Set task
Faithfully return all lines, omitting every embedded picture.

* Start Extracted entries *

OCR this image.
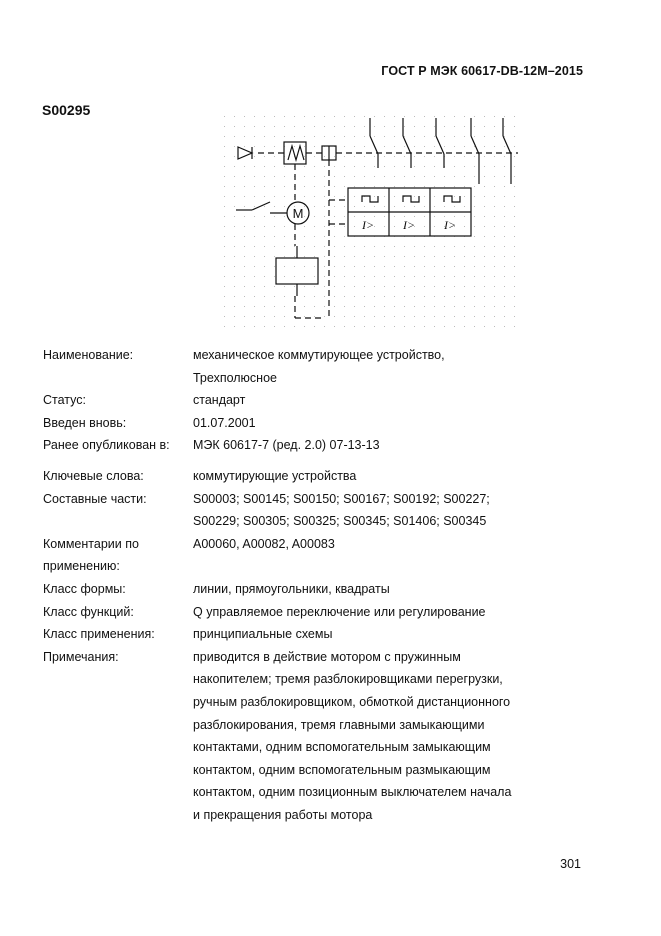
ГОСТ Р МЭК 60617-DB-12M–2015
S00295
M
I> I> I>
Наименование:	механическое коммутирующее устройство,
Трехполюсное
Статус:	стандарт
Введен вновь:	01.07.2001
Ранее опубликован в:	МЭК 60617-7 (ред. 2.0) 07-13-13
Ключевые слова:	коммутирующие устройства
Составные части:	S00003; S00145; S00150; S00167; S00192; S00227;
S00229; S00305; S00325; S00345; S01406; S00345
Комментарии по
применению:
A00060, A00082, A00083
Класс формы:	линии, прямоугольники, квадраты
Класс функций:	Q управляемое переключение или регулирование
Класс применения:	принципиальные схемы
Примечания:	приводится в действие мотором с пружинным
накопителем; тремя разблокировщиками перегрузки,
ручным разблокировщиком, обмоткой дистанционного
разблокирования, тремя главными замыкающими
контактами, одним вспомогательным замыкающим
контактом, одним вспомогательным размыкающим
контактом, одним позиционным выключателем начала
и прекращения работы мотора
301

* End Extracted entries *

Result of this exercise
OCR this image.
ГОСТ Р МЭК 60617-DB-12M–2015
S00295
M
I> I> I>
Наименование:	механическое коммутирующее устройство,
Трехполюсное
Статус:	стандарт
Введен вновь:	01.07.2001
Ранее опубликован в:	МЭК 60617-7 (ред. 2.0) 07-13-13
Ключевые слова:	коммутирующие устройства
Составные части:	S00003; S00145; S00150; S00167; S00192; S00227;
S00229; S00305; S00325; S00345; S01406; S00345
Комментарии по
применению:
A00060, A00082, A00083
Класс формы:	линии, прямоугольники, квадраты
Класс функций:	Q управляемое переключение или регулирование
Класс применения:	принципиальные схемы
Примечания:	приводится в действие мотором с пружинным
накопителем; тремя разблокировщиками перегрузки,
ручным разблокировщиком, обмоткой дистанционного
разблокирования, тремя главными замыкающими
контактами, одним вспомогательным замыкающим
контактом, одним вспомогательным размыкающим
контактом, одним позиционным выключателем начала
и прекращения работы мотора
301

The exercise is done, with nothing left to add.